◆ **Task details**
Reproduce every line of the material below, unchanged and in the same order.

******************************

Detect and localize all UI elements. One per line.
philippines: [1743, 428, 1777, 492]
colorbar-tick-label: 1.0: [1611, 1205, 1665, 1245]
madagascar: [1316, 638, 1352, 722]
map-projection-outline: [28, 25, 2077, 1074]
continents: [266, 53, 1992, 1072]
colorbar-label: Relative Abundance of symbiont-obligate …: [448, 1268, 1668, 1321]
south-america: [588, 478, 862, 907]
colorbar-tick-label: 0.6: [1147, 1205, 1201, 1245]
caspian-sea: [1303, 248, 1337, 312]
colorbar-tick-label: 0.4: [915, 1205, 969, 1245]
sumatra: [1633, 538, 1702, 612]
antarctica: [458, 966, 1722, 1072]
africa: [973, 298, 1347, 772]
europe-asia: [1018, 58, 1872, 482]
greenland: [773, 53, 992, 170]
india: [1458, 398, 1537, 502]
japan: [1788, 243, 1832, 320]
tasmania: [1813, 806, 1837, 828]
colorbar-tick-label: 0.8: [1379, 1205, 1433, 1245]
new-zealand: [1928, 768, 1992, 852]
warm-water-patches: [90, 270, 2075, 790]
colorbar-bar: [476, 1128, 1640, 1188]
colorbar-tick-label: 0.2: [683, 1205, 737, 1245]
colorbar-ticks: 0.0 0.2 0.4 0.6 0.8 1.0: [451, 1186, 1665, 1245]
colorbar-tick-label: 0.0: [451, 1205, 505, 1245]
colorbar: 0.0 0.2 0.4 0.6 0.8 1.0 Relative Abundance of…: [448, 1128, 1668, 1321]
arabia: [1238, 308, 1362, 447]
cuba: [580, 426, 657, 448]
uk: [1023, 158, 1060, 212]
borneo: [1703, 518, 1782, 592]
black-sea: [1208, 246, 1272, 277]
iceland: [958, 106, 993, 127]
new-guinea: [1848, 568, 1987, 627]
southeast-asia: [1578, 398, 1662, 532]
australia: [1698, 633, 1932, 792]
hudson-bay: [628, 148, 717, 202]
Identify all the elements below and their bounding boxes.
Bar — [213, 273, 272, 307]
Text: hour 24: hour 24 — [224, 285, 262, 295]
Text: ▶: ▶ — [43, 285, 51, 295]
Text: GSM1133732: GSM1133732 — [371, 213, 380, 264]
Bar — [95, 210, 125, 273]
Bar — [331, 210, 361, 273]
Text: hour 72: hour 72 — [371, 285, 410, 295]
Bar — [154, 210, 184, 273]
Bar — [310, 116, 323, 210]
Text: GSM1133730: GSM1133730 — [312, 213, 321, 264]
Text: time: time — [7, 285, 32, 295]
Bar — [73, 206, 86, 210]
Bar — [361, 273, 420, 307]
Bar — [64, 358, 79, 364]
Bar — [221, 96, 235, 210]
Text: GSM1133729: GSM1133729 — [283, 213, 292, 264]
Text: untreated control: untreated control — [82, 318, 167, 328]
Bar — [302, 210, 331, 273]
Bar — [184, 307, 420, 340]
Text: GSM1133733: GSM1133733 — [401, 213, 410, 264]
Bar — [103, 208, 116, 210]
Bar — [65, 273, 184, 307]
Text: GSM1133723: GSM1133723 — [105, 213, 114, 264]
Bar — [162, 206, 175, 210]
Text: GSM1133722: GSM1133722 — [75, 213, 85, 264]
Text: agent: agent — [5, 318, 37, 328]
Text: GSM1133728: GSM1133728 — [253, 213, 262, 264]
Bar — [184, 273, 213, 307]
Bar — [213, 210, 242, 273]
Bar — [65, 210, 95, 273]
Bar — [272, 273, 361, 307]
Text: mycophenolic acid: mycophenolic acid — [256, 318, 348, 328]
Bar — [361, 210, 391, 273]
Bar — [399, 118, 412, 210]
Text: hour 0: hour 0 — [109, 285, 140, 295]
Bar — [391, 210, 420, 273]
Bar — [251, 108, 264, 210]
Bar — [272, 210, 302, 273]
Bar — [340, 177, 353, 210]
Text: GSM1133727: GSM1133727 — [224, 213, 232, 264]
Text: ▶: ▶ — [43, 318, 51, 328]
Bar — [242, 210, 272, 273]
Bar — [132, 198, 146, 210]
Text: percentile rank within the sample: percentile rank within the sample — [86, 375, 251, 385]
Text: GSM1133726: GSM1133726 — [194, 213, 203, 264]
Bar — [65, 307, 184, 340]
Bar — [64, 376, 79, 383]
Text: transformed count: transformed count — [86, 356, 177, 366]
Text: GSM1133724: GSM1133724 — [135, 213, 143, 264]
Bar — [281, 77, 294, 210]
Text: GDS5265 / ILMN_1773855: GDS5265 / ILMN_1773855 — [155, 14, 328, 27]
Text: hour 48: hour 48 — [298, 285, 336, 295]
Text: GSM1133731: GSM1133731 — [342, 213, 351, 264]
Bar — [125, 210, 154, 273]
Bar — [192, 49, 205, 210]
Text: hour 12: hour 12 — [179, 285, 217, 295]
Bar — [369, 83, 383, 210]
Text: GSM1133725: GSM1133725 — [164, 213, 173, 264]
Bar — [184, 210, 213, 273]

******************************

◆ **Written answer**
Detect and localize all UI elements. One per line.
philippines: [1743, 428, 1777, 492]
colorbar-tick-label: 1.0: [1611, 1205, 1665, 1245]
madagascar: [1316, 638, 1352, 722]
map-projection-outline: [28, 25, 2077, 1074]
continents: [266, 53, 1992, 1072]
colorbar-label: Relative Abundance of symbiont-obligate …: [448, 1268, 1668, 1321]
south-america: [588, 478, 862, 907]
colorbar-tick-label: 0.6: [1147, 1205, 1201, 1245]
caspian-sea: [1303, 248, 1337, 312]
colorbar-tick-label: 0.4: [915, 1205, 969, 1245]
sumatra: [1633, 538, 1702, 612]
antarctica: [458, 966, 1722, 1072]
africa: [973, 298, 1347, 772]
europe-asia: [1018, 58, 1872, 482]
greenland: [773, 53, 992, 170]
india: [1458, 398, 1537, 502]
japan: [1788, 243, 1832, 320]
tasmania: [1813, 806, 1837, 828]
colorbar-tick-label: 0.8: [1379, 1205, 1433, 1245]
new-zealand: [1928, 768, 1992, 852]
warm-water-patches: [90, 270, 2075, 790]
colorbar-bar: [476, 1128, 1640, 1188]
colorbar-tick-label: 0.2: [683, 1205, 737, 1245]
colorbar-ticks: 0.0 0.2 0.4 0.6 0.8 1.0: [451, 1186, 1665, 1245]
colorbar-tick-label: 0.0: [451, 1205, 505, 1245]
colorbar: 0.0 0.2 0.4 0.6 0.8 1.0 Relative Abundance of…: [448, 1128, 1668, 1321]
arabia: [1238, 308, 1362, 447]
cuba: [580, 426, 657, 448]
uk: [1023, 158, 1060, 212]
borneo: [1703, 518, 1782, 592]
black-sea: [1208, 246, 1272, 277]
iceland: [958, 106, 993, 127]
new-guinea: [1848, 568, 1987, 627]
southeast-asia: [1578, 398, 1662, 532]
australia: [1698, 633, 1932, 792]
hudson-bay: [628, 148, 717, 202]
Identify all the elements below and their bounding boxes.
Bar — [213, 273, 272, 307]
Text: hour 24: hour 24 — [224, 285, 262, 295]
Text: ▶: ▶ — [43, 285, 51, 295]
Text: GSM1133732: GSM1133732 — [371, 213, 380, 264]
Bar — [95, 210, 125, 273]
Bar — [331, 210, 361, 273]
Text: hour 72: hour 72 — [371, 285, 410, 295]
Bar — [154, 210, 184, 273]
Bar — [310, 116, 323, 210]
Text: GSM1133730: GSM1133730 — [312, 213, 321, 264]
Text: time: time — [7, 285, 32, 295]
Bar — [73, 206, 86, 210]
Bar — [361, 273, 420, 307]
Bar — [64, 358, 79, 364]
Bar — [221, 96, 235, 210]
Text: GSM1133729: GSM1133729 — [283, 213, 292, 264]
Text: untreated control: untreated control — [82, 318, 167, 328]
Bar — [302, 210, 331, 273]
Bar — [184, 307, 420, 340]
Text: GSM1133733: GSM1133733 — [401, 213, 410, 264]
Bar — [103, 208, 116, 210]
Bar — [65, 273, 184, 307]
Text: GSM1133723: GSM1133723 — [105, 213, 114, 264]
Bar — [162, 206, 175, 210]
Text: GSM1133722: GSM1133722 — [75, 213, 85, 264]
Text: agent: agent — [5, 318, 37, 328]
Text: GSM1133728: GSM1133728 — [253, 213, 262, 264]
Bar — [184, 273, 213, 307]
Bar — [213, 210, 242, 273]
Bar — [65, 210, 95, 273]
Bar — [272, 273, 361, 307]
Text: mycophenolic acid: mycophenolic acid — [256, 318, 348, 328]
Bar — [361, 210, 391, 273]
Bar — [399, 118, 412, 210]
Text: hour 0: hour 0 — [109, 285, 140, 295]
Bar — [391, 210, 420, 273]
Bar — [251, 108, 264, 210]
Bar — [272, 210, 302, 273]
Bar — [340, 177, 353, 210]
Text: GSM1133727: GSM1133727 — [224, 213, 232, 264]
Text: ▶: ▶ — [43, 318, 51, 328]
Bar — [242, 210, 272, 273]
Bar — [132, 198, 146, 210]
Text: percentile rank within the sample: percentile rank within the sample — [86, 375, 251, 385]
Text: GSM1133726: GSM1133726 — [194, 213, 203, 264]
Bar — [65, 307, 184, 340]
Bar — [64, 376, 79, 383]
Text: transformed count: transformed count — [86, 356, 177, 366]
Text: GSM1133724: GSM1133724 — [135, 213, 143, 264]
Bar — [281, 77, 294, 210]
Text: GDS5265 / ILMN_1773855: GDS5265 / ILMN_1773855 — [155, 14, 328, 27]
Text: hour 48: hour 48 — [298, 285, 336, 295]
Text: GSM1133731: GSM1133731 — [342, 213, 351, 264]
Bar — [125, 210, 154, 273]
Bar — [192, 49, 205, 210]
Text: hour 12: hour 12 — [179, 285, 217, 295]
Bar — [369, 83, 383, 210]
Text: GSM1133725: GSM1133725 — [164, 213, 173, 264]
Bar — [184, 210, 213, 273]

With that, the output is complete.